— Begin —
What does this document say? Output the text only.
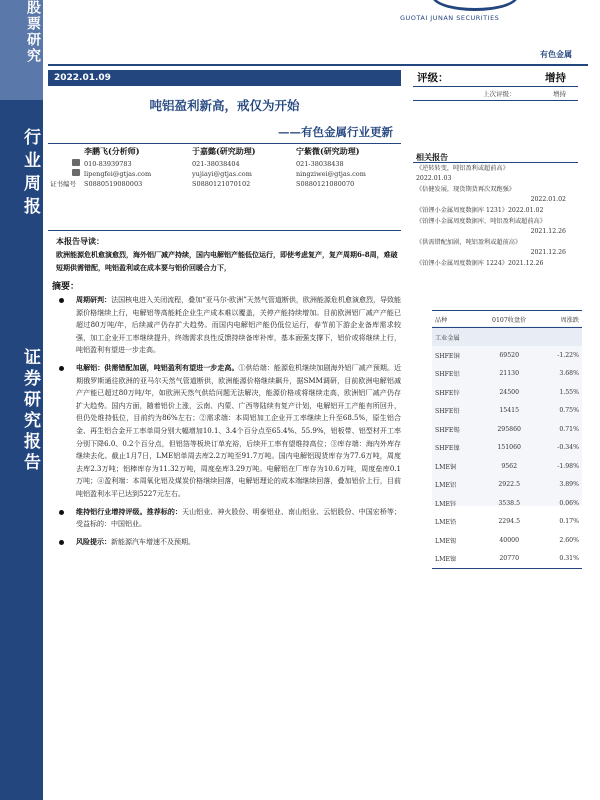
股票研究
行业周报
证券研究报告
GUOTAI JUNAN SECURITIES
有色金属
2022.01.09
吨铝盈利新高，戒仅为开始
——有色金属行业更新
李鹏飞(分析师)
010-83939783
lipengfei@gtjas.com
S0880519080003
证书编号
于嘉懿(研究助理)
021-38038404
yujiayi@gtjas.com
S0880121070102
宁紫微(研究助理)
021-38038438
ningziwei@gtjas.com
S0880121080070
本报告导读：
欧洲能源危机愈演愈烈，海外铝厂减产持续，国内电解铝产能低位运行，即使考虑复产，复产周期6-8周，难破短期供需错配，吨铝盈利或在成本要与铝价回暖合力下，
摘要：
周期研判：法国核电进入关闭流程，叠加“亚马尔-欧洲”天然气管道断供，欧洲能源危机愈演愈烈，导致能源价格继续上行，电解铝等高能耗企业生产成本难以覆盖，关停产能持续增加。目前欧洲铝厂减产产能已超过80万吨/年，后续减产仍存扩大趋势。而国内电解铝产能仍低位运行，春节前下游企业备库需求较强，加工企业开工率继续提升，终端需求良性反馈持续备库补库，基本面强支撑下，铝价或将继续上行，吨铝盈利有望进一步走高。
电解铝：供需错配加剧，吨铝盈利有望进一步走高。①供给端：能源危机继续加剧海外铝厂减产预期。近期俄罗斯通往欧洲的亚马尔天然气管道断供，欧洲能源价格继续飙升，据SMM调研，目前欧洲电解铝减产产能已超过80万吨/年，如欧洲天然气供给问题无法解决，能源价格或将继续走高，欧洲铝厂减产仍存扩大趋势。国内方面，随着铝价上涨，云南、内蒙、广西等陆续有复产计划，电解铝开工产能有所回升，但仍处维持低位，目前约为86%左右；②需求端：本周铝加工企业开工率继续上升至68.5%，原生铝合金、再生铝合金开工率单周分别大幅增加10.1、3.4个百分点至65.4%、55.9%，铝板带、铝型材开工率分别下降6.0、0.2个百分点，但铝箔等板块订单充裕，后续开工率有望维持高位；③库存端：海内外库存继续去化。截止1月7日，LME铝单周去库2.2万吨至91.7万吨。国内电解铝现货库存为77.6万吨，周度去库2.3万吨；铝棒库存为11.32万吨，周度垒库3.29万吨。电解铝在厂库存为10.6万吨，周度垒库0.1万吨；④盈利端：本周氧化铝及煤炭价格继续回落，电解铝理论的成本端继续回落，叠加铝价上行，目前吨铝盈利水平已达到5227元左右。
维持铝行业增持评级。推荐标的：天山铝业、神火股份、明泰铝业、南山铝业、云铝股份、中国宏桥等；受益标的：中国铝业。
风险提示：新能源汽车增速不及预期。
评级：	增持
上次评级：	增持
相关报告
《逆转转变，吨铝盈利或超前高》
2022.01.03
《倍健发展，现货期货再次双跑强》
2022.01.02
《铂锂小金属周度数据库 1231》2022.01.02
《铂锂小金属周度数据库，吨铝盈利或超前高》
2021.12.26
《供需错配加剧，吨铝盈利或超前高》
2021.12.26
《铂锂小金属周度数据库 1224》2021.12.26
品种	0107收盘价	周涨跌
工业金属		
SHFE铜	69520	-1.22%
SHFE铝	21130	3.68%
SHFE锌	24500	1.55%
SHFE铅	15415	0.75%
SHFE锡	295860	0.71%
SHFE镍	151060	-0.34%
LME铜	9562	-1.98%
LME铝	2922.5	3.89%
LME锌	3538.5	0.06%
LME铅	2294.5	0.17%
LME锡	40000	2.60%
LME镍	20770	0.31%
— End —
• CHALLENGE: Without the pictures, output the full listing exactly as it stands.

• ANSWER TO THE EXERCISE:
What does this document say? Output the text only.
股票研究
行业周报
证券研究报告
GUOTAI JUNAN SECURITIES
有色金属
2022.01.09
吨铝盈利新高，戒仅为开始
——有色金属行业更新
李鹏飞(分析师)
010-83939783
lipengfei@gtjas.com
S0880519080003
证书编号
于嘉懿(研究助理)
021-38038404
yujiayi@gtjas.com
S0880121070102
宁紫微(研究助理)
021-38038438
ningziwei@gtjas.com
S0880121080070
本报告导读：
欧洲能源危机愈演愈烈，海外铝厂减产持续，国内电解铝产能低位运行，即使考虑复产，复产周期6-8周，难破短期供需错配，吨铝盈利或在成本要与铝价回暖合力下，
摘要：
周期研判：法国核电进入关闭流程，叠加“亚马尔-欧洲”天然气管道断供，欧洲能源危机愈演愈烈，导致能源价格继续上行，电解铝等高能耗企业生产成本难以覆盖，关停产能持续增加。目前欧洲铝厂减产产能已超过80万吨/年，后续减产仍存扩大趋势。而国内电解铝产能仍低位运行，春节前下游企业备库需求较强，加工企业开工率继续提升，终端需求良性反馈持续备库补库，基本面强支撑下，铝价或将继续上行，吨铝盈利有望进一步走高。
电解铝：供需错配加剧，吨铝盈利有望进一步走高。①供给端：能源危机继续加剧海外铝厂减产预期。近期俄罗斯通往欧洲的亚马尔天然气管道断供，欧洲能源价格继续飙升，据SMM调研，目前欧洲电解铝减产产能已超过80万吨/年，如欧洲天然气供给问题无法解决，能源价格或将继续走高，欧洲铝厂减产仍存扩大趋势。国内方面，随着铝价上涨，云南、内蒙、广西等陆续有复产计划，电解铝开工产能有所回升，但仍处维持低位，目前约为86%左右；②需求端：本周铝加工企业开工率继续上升至68.5%，原生铝合金、再生铝合金开工率单周分别大幅增加10.1、3.4个百分点至65.4%、55.9%，铝板带、铝型材开工率分别下降6.0、0.2个百分点，但铝箔等板块订单充裕，后续开工率有望维持高位；③库存端：海内外库存继续去化。截止1月7日，LME铝单周去库2.2万吨至91.7万吨。国内电解铝现货库存为77.6万吨，周度去库2.3万吨；铝棒库存为11.32万吨，周度垒库3.29万吨。电解铝在厂库存为10.6万吨，周度垒库0.1万吨；④盈利端：本周氧化铝及煤炭价格继续回落，电解铝理论的成本端继续回落，叠加铝价上行，目前吨铝盈利水平已达到5227元左右。
维持铝行业增持评级。推荐标的：天山铝业、神火股份、明泰铝业、南山铝业、云铝股份、中国宏桥等；受益标的：中国铝业。
风险提示：新能源汽车增速不及预期。
评级：	增持
上次评级：	增持
相关报告
《逆转转变，吨铝盈利或超前高》
2022.01.03
《倍健发展，现货期货再次双跑强》
2022.01.02
《铂锂小金属周度数据库 1231》2022.01.02
《铂锂小金属周度数据库，吨铝盈利或超前高》
2021.12.26
《供需错配加剧，吨铝盈利或超前高》
2021.12.26
《铂锂小金属周度数据库 1224》2021.12.26
品种	0107收盘价	周涨跌
工业金属		
SHFE铜	69520	-1.22%
SHFE铝	21130	3.68%
SHFE锌	24500	1.55%
SHFE铅	15415	0.75%
SHFE锡	295860	0.71%
SHFE镍	151060	-0.34%
LME铜	9562	-1.98%
LME铝	2922.5	3.89%
LME锌	3538.5	0.06%
LME铅	2294.5	0.17%
LME锡	40000	2.60%
LME镍	20770	0.31%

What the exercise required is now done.